▸ WRITTEN PROBLEM: Make an exact copy of each entry, leaving out every picture.

— Start MATERIAL TO PROCESS —

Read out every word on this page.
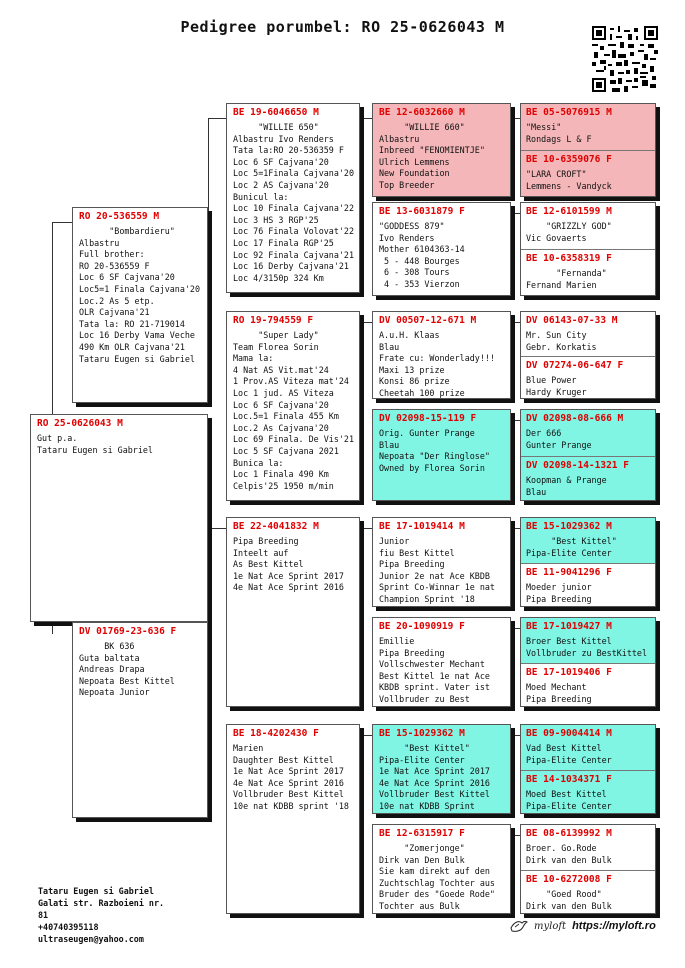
Pedigree porumbel: RO 25-0626043 M
RO 25-0626043 M
Gut p.a.
Tataru Eugen si Gabriel
RO 20-536559 M
"Bombardieru"
Albastru
Full brother:
RO 20-536559 F
Loc 6 SF Cajvana'20
Loc5=1 Finala Cajvana'20
Loc.2 As 5 etp.
OLR Cajvana'21
Tata la: RO 21-719014
Loc 16 Derby Vama Veche
490 Km OLR Cajvana'21
Tataru Eugen si Gabriel
DV 01769-23-636 F
BK 636
Guta baltata
Andreas Drapa
Nepoata Best Kittel
Nepoata Junior
BE 19-6046650 M
"WILLIE 650"
Albastru Ivo Renders
Tata la:RO 20-536359 F
Loc 6 SF Cajvana'20
Loc 5=1Finala Cajvana'20
Loc 2 AS Cajvana'20
Bunicul la:
Loc 10 Finala Cajvana'22
Loc 3 HS 3 RGP'25
Loc 76 Finala Volovat'22
Loc 17 Finala RGP'25
Loc 92 Finala Cajvana'21
Loc 16 Derby Cajvana'21
Loc 4/3150p 324 Km
RO 19-794559 F
"Super Lady"
Team Florea Sorin
Mama la:
4 Nat AS Vit.mat'24
1 Prov.AS Viteza mat'24
Loc 1 jud. AS Viteza
Loc 6 SF Cajvana'20
Loc.5=1 Finala 455 Km
Loc.2 As Cajvana'20
Loc 69 Finala. De Vis'21
Loc 5 SF Cajvana 2021
Bunica la:
Loc 1 Finala 490 Km
Celpis'25 1950 m/min
BE 22-4041832 M
Pipa Breeding
Inteelt auf
As Best Kittel
1e Nat Ace Sprint 2017
4e Nat Ace Sprint 2016
BE 18-4202430 F
Marien
Daughter Best Kittel
1e Nat Ace Sprint 2017
4e Nat Ace Sprint 2016
Vollbruder Best Kittel
10e nat KDBB sprint '18
BE 12-6032660 M
"WILLIE 660"
Albastru
Inbreed "FENOMIENTJE"
Ulrich Lemmens
New Foundation
Top Breeder
BE 13-6031879 F
"GODDESS 879"
Ivo Renders
Mother 6104363-14
5 - 448 Bourges
6 - 308 Tours
4 - 353 Vierzon
DV 00507-12-671 M
A.u.H. Klaas
Blau
Frate cu: Wonderlady!!!
Maxi 13 prize
Konsi 86 prize
Cheetah 100 prize
DV 02098-15-119 F
Orig. Gunter Prange
Blau
Nepoata "Der Ringlose"
Owned by Florea Sorin
BE 17-1019414 M
Junior
fiu Best Kittel
Pipa Breeding
Junior 2e nat Ace KBDB
Sprint Co-Winnar 1e nat
Champion Sprint '18
BE 20-1090919 F
Emillie
Pipa Breeding
Vollschwester Mechant
Best Kittel 1e nat Ace
KBDB sprint. Vater ist
Vollbruder zu Best
BE 15-1029362 M
"Best Kittel"
Pipa-Elite Center
1e Nat Ace Sprint 2017
4e Nat Ace Sprint 2016
Vollbruder Best Kittel
10e nat KDBB Sprint
BE 12-6315917 F
"Zomerjonge"
Dirk van Den Bulk
Sie kam direkt auf den
Zuchtschlag Tochter aus
Bruder des "Goede Rode"
Tochter aus Bulk
BE 05-5076915 M
"Messi"
Rondags L & F
BE 10-6359076 F
"LARA CROFT"
Lemmens - Vandyck
BE 12-6101599 M
"GRIZZLY GOD"
Vic Govaerts
BE 10-6358319 F
"Fernanda"
Fernand Marien
DV 06143-07-33 M
Mr. Sun City
Gebr. Korkatis
DV 07274-06-647 F
Blue Power
Hardy Kruger
DV 02098-08-666 M
Der 666
Gunter Prange
DV 02098-14-1321 F
Koopman & Prange
Blau
BE 15-1029362 M
"Best Kittel"
Pipa-Elite Center
BE 11-9041296 F
Moeder junior
Pipa Breeding
BE 17-1019427 M
Broer Best Kittel
Vollbruder zu BestKittel
BE 17-1019406 F
Moed Mechant
Pipa Breeding
BE 09-9004414 M
Vad Best Kittel
Pipa-Elite Center
BE 14-1034371 F
Moed Best Kittel
Pipa-Elite Center
BE 08-6139992 M
Broer. Go.Rode
Dirk van den Bulk
BE 10-6272008 F
"Goed Rood"
Dirk van den Bulk
Tataru Eugen si Gabriel
Galati str. Razboieni nr.
81
+40740395118
ultraseugen@yahoo.com
myloft https://myloft.ro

— End MATERIAL TO PROCESS —

▸ REPLY TO THE TASK:
Read out every word on this page.
Pedigree porumbel: RO 25-0626043 M
RO 25-0626043 M
Gut p.a.
Tataru Eugen si Gabriel
RO 20-536559 M
"Bombardieru"
Albastru
Full brother:
RO 20-536559 F
Loc 6 SF Cajvana'20
Loc5=1 Finala Cajvana'20
Loc.2 As 5 etp.
OLR Cajvana'21
Tata la: RO 21-719014
Loc 16 Derby Vama Veche
490 Km OLR Cajvana'21
Tataru Eugen si Gabriel
DV 01769-23-636 F
BK 636
Guta baltata
Andreas Drapa
Nepoata Best Kittel
Nepoata Junior
BE 19-6046650 M
"WILLIE 650"
Albastru Ivo Renders
Tata la:RO 20-536359 F
Loc 6 SF Cajvana'20
Loc 5=1Finala Cajvana'20
Loc 2 AS Cajvana'20
Bunicul la:
Loc 10 Finala Cajvana'22
Loc 3 HS 3 RGP'25
Loc 76 Finala Volovat'22
Loc 17 Finala RGP'25
Loc 92 Finala Cajvana'21
Loc 16 Derby Cajvana'21
Loc 4/3150p 324 Km
RO 19-794559 F
"Super Lady"
Team Florea Sorin
Mama la:
4 Nat AS Vit.mat'24
1 Prov.AS Viteza mat'24
Loc 1 jud. AS Viteza
Loc 6 SF Cajvana'20
Loc.5=1 Finala 455 Km
Loc.2 As Cajvana'20
Loc 69 Finala. De Vis'21
Loc 5 SF Cajvana 2021
Bunica la:
Loc 1 Finala 490 Km
Celpis'25 1950 m/min
BE 22-4041832 M
Pipa Breeding
Inteelt auf
As Best Kittel
1e Nat Ace Sprint 2017
4e Nat Ace Sprint 2016
BE 18-4202430 F
Marien
Daughter Best Kittel
1e Nat Ace Sprint 2017
4e Nat Ace Sprint 2016
Vollbruder Best Kittel
10e nat KDBB sprint '18
BE 12-6032660 M
"WILLIE 660"
Albastru
Inbreed "FENOMIENTJE"
Ulrich Lemmens
New Foundation
Top Breeder
BE 13-6031879 F
"GODDESS 879"
Ivo Renders
Mother 6104363-14
5 - 448 Bourges
6 - 308 Tours
4 - 353 Vierzon
DV 00507-12-671 M
A.u.H. Klaas
Blau
Frate cu: Wonderlady!!!
Maxi 13 prize
Konsi 86 prize
Cheetah 100 prize
DV 02098-15-119 F
Orig. Gunter Prange
Blau
Nepoata "Der Ringlose"
Owned by Florea Sorin
BE 17-1019414 M
Junior
fiu Best Kittel
Pipa Breeding
Junior 2e nat Ace KBDB
Sprint Co-Winnar 1e nat
Champion Sprint '18
BE 20-1090919 F
Emillie
Pipa Breeding
Vollschwester Mechant
Best Kittel 1e nat Ace
KBDB sprint. Vater ist
Vollbruder zu Best
BE 15-1029362 M
"Best Kittel"
Pipa-Elite Center
1e Nat Ace Sprint 2017
4e Nat Ace Sprint 2016
Vollbruder Best Kittel
10e nat KDBB Sprint
BE 12-6315917 F
"Zomerjonge"
Dirk van Den Bulk
Sie kam direkt auf den
Zuchtschlag Tochter aus
Bruder des "Goede Rode"
Tochter aus Bulk
BE 05-5076915 M
"Messi"
Rondags L & F
BE 10-6359076 F
"LARA CROFT"
Lemmens - Vandyck
BE 12-6101599 M
"GRIZZLY GOD"
Vic Govaerts
BE 10-6358319 F
"Fernanda"
Fernand Marien
DV 06143-07-33 M
Mr. Sun City
Gebr. Korkatis
DV 07274-06-647 F
Blue Power
Hardy Kruger
DV 02098-08-666 M
Der 666
Gunter Prange
DV 02098-14-1321 F
Koopman & Prange
Blau
BE 15-1029362 M
"Best Kittel"
Pipa-Elite Center
BE 11-9041296 F
Moeder junior
Pipa Breeding
BE 17-1019427 M
Broer Best Kittel
Vollbruder zu BestKittel
BE 17-1019406 F
Moed Mechant
Pipa Breeding
BE 09-9004414 M
Vad Best Kittel
Pipa-Elite Center
BE 14-1034371 F
Moed Best Kittel
Pipa-Elite Center
BE 08-6139992 M
Broer. Go.Rode
Dirk van den Bulk
BE 10-6272008 F
"Goed Rood"
Dirk van den Bulk
Tataru Eugen si Gabriel
Galati str. Razboieni nr.
81
+40740395118
ultraseugen@yahoo.com
myloft https://myloft.ro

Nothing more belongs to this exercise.